* **The problem**
Count how many lines of the data include "image". The answer is that number and nothing else.
══ Information given
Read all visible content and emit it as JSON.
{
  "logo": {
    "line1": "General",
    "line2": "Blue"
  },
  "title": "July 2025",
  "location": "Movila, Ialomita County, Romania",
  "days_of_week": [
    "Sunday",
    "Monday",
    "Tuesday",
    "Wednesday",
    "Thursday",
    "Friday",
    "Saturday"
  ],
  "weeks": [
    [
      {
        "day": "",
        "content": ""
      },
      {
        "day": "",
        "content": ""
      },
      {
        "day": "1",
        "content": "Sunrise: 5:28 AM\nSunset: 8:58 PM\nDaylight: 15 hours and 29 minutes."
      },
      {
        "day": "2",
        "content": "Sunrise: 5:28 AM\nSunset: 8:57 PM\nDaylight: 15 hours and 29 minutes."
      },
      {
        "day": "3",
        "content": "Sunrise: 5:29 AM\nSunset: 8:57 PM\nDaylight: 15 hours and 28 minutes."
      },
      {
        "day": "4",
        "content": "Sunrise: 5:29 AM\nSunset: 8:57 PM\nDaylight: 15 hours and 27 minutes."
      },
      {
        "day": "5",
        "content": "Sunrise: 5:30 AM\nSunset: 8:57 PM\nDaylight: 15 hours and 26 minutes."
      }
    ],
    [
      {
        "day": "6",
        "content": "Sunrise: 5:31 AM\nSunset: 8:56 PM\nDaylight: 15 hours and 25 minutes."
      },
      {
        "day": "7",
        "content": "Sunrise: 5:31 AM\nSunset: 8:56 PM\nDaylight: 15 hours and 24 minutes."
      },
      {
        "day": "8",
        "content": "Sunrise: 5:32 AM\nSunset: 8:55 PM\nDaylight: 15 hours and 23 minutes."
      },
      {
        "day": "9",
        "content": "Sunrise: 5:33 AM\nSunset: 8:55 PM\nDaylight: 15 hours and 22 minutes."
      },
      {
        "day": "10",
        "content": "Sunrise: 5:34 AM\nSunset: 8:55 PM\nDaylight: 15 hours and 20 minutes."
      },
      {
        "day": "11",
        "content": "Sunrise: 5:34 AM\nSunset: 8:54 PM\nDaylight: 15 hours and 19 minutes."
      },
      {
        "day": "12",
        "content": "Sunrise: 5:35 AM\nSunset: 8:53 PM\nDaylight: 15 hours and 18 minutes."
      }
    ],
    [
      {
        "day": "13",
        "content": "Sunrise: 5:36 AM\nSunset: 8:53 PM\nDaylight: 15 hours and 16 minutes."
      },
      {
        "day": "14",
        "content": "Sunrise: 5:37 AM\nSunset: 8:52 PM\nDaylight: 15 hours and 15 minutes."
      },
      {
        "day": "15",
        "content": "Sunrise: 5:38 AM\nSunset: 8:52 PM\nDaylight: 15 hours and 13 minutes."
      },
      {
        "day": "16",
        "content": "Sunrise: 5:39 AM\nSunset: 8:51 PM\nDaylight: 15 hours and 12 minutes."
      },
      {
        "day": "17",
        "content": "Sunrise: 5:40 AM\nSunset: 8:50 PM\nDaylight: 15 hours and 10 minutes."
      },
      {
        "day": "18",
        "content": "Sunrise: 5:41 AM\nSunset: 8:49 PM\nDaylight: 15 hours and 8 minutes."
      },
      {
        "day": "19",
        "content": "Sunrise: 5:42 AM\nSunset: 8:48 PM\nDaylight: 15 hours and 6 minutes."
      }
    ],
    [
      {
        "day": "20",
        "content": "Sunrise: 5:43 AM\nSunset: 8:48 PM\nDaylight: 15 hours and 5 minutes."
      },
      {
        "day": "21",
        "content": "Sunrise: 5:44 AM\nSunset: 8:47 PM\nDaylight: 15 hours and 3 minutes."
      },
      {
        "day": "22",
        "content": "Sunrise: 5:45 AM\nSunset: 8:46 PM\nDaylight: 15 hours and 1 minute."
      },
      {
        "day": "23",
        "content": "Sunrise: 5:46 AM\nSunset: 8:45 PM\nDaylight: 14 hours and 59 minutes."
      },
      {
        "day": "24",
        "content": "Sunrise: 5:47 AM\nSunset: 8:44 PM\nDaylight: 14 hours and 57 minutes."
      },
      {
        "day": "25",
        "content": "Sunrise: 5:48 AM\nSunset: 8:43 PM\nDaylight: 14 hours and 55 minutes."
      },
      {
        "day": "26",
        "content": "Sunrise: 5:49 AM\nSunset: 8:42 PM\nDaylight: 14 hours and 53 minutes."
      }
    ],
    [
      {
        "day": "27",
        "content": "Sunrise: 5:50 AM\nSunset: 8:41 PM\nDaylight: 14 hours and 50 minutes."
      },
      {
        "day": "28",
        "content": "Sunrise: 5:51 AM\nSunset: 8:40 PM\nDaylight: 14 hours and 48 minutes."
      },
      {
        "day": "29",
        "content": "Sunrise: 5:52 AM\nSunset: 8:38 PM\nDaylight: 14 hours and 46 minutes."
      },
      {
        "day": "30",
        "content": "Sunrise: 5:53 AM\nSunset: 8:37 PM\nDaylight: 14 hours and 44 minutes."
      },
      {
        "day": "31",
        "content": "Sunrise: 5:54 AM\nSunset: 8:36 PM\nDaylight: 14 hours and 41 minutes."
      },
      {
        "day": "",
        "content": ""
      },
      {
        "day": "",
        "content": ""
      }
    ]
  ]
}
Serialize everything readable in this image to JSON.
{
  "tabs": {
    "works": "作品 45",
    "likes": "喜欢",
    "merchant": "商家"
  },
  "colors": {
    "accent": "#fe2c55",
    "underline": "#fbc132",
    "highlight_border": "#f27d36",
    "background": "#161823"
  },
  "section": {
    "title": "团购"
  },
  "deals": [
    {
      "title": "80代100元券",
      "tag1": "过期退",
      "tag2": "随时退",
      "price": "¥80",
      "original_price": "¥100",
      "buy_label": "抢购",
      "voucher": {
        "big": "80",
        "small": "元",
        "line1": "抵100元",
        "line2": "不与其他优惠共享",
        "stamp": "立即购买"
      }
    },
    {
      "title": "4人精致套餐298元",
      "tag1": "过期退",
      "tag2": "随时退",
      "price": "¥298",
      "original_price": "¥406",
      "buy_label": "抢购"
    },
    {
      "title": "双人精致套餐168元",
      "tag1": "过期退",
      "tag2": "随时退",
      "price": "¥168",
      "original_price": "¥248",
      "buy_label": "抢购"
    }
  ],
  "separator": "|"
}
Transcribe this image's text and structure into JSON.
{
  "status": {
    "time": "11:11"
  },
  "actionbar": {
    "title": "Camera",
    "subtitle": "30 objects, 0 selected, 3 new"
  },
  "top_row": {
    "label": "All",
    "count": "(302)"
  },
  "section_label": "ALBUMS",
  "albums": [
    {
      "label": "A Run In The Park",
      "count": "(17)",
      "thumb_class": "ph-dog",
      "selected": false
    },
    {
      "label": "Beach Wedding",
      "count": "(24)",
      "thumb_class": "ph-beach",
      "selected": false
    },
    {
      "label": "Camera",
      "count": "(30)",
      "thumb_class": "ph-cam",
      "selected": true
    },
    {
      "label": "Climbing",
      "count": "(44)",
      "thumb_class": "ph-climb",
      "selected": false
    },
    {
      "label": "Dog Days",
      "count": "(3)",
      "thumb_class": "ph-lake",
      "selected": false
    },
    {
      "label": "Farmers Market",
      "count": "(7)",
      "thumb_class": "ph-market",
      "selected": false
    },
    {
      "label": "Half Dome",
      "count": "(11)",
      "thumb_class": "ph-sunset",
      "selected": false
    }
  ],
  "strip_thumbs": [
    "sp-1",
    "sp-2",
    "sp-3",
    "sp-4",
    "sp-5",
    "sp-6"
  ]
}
════
* **The output**
2